**Exercise**
Locate every line in the material below that has the word "plants". Copy each of those lines.

**Provided information**
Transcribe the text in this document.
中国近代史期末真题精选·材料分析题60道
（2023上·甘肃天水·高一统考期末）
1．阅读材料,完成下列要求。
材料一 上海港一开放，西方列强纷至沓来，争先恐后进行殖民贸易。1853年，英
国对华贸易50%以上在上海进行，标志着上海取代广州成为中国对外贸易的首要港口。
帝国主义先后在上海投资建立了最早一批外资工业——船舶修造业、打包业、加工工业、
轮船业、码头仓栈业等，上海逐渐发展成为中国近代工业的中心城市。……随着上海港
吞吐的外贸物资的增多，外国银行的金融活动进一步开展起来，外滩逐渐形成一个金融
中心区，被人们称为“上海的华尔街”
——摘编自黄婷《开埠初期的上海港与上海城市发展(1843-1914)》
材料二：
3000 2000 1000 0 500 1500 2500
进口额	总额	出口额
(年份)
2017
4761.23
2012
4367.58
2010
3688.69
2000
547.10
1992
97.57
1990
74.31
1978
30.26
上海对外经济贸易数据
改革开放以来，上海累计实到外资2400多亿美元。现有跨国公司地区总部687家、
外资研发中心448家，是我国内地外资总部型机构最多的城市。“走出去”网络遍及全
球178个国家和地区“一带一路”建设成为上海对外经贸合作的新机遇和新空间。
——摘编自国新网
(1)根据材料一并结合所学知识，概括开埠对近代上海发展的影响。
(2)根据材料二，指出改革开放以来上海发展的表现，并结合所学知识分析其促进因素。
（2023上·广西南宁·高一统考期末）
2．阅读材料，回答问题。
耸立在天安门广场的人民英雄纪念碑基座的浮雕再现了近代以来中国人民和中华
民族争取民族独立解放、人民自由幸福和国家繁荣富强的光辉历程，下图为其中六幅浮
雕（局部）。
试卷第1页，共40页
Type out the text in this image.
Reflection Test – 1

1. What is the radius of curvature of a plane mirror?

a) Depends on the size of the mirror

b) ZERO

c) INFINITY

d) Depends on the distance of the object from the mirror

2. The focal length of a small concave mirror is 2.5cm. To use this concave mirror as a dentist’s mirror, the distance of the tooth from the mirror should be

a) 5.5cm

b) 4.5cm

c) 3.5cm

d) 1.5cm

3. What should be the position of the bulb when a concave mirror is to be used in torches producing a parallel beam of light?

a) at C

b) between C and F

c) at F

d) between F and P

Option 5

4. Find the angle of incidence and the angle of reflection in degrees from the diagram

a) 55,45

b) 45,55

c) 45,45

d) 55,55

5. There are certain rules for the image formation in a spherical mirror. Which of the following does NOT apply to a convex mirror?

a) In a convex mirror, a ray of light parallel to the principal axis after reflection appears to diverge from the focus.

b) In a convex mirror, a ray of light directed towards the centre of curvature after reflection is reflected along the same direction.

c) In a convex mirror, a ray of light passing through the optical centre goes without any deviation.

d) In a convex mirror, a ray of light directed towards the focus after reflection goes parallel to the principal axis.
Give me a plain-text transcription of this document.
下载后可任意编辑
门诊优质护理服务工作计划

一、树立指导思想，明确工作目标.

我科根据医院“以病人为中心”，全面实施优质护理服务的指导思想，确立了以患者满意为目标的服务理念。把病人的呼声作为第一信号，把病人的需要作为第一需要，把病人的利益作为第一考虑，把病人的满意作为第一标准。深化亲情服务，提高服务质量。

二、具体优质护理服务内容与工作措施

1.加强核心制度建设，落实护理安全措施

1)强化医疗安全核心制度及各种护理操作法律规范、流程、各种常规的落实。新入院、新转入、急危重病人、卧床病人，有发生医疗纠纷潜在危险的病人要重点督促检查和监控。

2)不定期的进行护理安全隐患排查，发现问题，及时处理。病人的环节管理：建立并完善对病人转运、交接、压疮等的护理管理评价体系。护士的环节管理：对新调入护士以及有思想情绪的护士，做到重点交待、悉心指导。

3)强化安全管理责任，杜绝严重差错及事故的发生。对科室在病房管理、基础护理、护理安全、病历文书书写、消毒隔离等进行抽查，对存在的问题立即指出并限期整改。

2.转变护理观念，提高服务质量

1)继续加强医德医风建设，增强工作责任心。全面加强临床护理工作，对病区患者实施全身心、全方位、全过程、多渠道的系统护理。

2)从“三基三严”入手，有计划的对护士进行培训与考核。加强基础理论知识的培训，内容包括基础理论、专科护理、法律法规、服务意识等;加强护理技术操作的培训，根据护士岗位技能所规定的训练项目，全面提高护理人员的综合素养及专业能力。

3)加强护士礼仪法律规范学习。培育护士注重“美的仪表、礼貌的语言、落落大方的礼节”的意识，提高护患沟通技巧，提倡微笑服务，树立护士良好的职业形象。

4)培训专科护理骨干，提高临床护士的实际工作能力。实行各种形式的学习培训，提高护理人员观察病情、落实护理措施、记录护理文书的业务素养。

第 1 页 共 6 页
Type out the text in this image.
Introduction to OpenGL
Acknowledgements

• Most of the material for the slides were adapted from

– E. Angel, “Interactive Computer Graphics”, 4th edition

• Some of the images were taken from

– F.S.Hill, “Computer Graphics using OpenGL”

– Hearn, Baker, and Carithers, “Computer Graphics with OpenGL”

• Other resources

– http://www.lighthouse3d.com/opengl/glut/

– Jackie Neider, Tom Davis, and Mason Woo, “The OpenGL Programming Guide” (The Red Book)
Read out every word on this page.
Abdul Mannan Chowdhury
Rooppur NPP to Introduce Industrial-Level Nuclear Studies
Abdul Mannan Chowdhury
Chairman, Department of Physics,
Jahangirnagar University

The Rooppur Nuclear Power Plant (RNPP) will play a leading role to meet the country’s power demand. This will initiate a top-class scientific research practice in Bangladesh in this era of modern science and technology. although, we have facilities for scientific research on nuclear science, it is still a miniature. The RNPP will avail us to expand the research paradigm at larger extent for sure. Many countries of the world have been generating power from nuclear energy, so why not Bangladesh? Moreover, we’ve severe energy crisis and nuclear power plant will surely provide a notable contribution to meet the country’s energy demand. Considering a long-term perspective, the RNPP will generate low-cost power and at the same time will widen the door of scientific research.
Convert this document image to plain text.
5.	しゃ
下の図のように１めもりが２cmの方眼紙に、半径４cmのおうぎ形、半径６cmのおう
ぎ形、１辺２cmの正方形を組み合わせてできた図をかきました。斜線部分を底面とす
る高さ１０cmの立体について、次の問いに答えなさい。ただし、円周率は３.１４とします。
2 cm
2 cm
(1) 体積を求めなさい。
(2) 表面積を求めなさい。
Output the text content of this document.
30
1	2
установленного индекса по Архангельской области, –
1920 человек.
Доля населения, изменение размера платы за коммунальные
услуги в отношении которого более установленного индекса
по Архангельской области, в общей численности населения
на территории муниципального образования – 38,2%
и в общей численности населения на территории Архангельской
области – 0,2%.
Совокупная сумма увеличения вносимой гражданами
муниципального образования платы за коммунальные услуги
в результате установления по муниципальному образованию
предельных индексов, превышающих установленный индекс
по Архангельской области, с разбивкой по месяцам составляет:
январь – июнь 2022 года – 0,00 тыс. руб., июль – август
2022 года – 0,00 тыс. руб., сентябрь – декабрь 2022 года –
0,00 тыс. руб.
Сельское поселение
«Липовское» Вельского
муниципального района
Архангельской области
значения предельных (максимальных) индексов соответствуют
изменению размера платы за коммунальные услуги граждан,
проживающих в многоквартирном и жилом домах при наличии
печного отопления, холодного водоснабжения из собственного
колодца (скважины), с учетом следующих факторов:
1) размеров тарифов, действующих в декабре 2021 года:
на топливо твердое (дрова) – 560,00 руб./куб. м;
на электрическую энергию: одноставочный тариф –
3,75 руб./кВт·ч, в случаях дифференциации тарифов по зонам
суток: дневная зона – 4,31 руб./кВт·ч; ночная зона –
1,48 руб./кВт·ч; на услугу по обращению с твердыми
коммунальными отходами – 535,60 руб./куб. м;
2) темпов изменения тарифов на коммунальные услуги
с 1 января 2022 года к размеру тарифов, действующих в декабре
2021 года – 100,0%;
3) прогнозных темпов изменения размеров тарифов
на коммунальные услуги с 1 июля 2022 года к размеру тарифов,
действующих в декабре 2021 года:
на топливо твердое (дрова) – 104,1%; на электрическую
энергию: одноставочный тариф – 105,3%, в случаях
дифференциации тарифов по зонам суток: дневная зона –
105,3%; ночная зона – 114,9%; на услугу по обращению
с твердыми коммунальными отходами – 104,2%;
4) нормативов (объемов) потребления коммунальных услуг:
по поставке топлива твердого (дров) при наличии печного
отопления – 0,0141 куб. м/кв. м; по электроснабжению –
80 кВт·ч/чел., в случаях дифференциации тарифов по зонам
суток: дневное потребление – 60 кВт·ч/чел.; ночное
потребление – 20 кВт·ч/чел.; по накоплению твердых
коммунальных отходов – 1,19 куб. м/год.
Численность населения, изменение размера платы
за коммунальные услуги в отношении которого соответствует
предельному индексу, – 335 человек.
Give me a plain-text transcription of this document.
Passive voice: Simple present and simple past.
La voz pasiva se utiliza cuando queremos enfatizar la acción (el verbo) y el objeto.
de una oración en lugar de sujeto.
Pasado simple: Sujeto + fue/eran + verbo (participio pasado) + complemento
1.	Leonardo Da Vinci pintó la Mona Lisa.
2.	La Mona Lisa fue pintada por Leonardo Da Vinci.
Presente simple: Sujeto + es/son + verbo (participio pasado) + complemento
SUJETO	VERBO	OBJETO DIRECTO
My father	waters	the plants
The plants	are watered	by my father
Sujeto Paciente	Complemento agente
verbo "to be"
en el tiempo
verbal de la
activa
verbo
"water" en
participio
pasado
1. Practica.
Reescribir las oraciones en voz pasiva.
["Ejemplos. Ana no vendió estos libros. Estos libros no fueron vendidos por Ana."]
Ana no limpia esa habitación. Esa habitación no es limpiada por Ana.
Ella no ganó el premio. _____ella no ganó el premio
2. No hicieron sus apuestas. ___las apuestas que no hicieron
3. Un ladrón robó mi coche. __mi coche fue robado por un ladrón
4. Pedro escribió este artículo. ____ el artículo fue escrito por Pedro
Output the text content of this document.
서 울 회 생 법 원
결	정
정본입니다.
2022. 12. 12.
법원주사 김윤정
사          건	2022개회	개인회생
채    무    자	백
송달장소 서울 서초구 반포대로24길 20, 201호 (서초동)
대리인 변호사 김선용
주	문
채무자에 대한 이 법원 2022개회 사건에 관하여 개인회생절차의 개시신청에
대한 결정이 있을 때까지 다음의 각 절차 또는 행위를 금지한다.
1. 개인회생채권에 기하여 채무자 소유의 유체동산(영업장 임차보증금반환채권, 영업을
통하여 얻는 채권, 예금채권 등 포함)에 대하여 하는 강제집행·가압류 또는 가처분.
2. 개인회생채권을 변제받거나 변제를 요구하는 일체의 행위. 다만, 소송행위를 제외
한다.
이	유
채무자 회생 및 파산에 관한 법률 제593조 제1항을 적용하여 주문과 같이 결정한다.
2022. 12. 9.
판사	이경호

**Expected output**
My father	waters	the plants
The plants	are watered	by my father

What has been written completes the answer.